EXERCISE GOAL: Search the material and gather each line with "всего" in it.

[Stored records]
§
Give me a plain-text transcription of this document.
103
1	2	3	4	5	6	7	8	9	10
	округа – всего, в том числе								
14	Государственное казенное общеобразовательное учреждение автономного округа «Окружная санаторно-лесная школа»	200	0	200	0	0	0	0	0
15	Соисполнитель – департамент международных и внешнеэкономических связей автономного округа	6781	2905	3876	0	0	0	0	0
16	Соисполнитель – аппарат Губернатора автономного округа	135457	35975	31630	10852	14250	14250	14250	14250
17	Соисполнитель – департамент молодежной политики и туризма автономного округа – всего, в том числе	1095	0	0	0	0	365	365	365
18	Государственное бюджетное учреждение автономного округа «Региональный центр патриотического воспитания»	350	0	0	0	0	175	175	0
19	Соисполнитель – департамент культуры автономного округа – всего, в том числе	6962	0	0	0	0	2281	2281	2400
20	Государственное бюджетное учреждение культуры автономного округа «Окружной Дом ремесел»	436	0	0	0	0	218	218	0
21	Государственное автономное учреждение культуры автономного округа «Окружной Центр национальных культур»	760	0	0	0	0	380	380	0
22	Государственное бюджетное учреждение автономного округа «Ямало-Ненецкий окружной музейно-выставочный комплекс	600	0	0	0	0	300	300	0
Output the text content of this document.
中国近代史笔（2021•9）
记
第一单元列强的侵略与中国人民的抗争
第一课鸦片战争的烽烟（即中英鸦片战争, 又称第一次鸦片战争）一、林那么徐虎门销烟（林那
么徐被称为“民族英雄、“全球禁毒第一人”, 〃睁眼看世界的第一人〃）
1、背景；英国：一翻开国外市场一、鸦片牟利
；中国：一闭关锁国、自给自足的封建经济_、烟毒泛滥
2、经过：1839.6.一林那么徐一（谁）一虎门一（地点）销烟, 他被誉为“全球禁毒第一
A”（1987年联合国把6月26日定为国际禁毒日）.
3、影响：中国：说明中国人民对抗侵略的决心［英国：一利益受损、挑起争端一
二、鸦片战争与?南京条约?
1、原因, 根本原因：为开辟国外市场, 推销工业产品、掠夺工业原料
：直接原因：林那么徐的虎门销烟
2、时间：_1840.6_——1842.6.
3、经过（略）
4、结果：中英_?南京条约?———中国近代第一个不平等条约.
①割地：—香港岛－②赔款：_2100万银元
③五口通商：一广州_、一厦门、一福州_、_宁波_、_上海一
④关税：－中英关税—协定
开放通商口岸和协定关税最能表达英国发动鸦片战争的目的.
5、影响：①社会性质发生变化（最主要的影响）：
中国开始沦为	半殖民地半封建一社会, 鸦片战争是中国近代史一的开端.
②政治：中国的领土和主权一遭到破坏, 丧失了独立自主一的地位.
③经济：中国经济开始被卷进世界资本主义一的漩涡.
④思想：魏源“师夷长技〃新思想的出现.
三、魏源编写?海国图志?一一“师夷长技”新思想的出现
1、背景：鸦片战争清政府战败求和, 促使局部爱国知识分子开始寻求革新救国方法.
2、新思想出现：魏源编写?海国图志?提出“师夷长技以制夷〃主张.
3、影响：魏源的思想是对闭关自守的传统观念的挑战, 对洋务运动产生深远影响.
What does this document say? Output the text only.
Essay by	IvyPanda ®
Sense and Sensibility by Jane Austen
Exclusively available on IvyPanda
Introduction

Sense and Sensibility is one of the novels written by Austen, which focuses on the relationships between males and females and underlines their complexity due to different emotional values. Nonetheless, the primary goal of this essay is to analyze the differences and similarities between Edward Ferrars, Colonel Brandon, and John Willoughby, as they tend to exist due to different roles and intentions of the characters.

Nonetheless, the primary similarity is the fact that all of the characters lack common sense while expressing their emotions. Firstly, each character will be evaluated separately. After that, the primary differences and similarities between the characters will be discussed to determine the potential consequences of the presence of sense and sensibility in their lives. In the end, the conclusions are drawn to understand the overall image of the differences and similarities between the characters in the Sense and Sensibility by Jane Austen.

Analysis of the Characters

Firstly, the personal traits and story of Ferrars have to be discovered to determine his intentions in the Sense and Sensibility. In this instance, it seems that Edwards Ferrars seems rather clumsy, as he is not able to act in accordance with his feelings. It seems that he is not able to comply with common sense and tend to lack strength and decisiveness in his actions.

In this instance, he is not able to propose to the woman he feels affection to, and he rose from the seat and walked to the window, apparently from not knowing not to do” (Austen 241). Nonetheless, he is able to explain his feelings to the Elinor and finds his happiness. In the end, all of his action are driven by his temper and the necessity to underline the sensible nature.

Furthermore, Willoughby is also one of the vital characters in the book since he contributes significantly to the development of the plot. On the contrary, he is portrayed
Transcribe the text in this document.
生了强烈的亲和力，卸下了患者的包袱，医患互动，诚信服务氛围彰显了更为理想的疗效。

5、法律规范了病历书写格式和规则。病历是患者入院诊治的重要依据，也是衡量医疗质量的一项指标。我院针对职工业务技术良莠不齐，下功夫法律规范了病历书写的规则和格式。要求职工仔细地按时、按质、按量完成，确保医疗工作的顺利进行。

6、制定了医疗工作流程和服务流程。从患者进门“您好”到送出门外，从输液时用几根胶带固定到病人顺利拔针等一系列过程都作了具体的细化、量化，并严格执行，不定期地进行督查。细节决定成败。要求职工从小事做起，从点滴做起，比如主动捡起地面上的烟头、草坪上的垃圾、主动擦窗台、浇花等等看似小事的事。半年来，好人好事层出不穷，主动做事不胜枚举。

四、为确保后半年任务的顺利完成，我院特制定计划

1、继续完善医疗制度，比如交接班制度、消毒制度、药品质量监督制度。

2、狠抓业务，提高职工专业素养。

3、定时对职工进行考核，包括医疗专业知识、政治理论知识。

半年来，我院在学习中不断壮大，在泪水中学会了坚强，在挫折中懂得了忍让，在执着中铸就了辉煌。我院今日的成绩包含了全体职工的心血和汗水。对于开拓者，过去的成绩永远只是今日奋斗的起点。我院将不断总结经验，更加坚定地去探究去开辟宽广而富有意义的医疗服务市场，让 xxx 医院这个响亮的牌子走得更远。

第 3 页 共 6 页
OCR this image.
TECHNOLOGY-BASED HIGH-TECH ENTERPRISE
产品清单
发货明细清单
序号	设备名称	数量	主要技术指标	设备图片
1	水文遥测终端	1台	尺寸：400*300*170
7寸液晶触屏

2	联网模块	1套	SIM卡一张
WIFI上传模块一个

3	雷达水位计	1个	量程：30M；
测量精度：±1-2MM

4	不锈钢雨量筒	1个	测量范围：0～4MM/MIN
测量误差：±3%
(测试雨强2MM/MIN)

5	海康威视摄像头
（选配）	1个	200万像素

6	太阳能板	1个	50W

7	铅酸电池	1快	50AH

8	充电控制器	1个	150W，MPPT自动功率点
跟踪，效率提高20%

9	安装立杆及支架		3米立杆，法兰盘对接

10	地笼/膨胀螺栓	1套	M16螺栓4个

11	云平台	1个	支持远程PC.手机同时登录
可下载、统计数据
§
FULL OUTPUT:
	округа – всего, в том числе								
17	Соисполнитель – департамент молодежной политики и туризма автономного округа – всего, в том числе	1095	0	0	0	0	365	365	365
19	Соисполнитель – департамент культуры автономного округа – всего, в том числе	6962	0	0	0	0	2281	2281	2400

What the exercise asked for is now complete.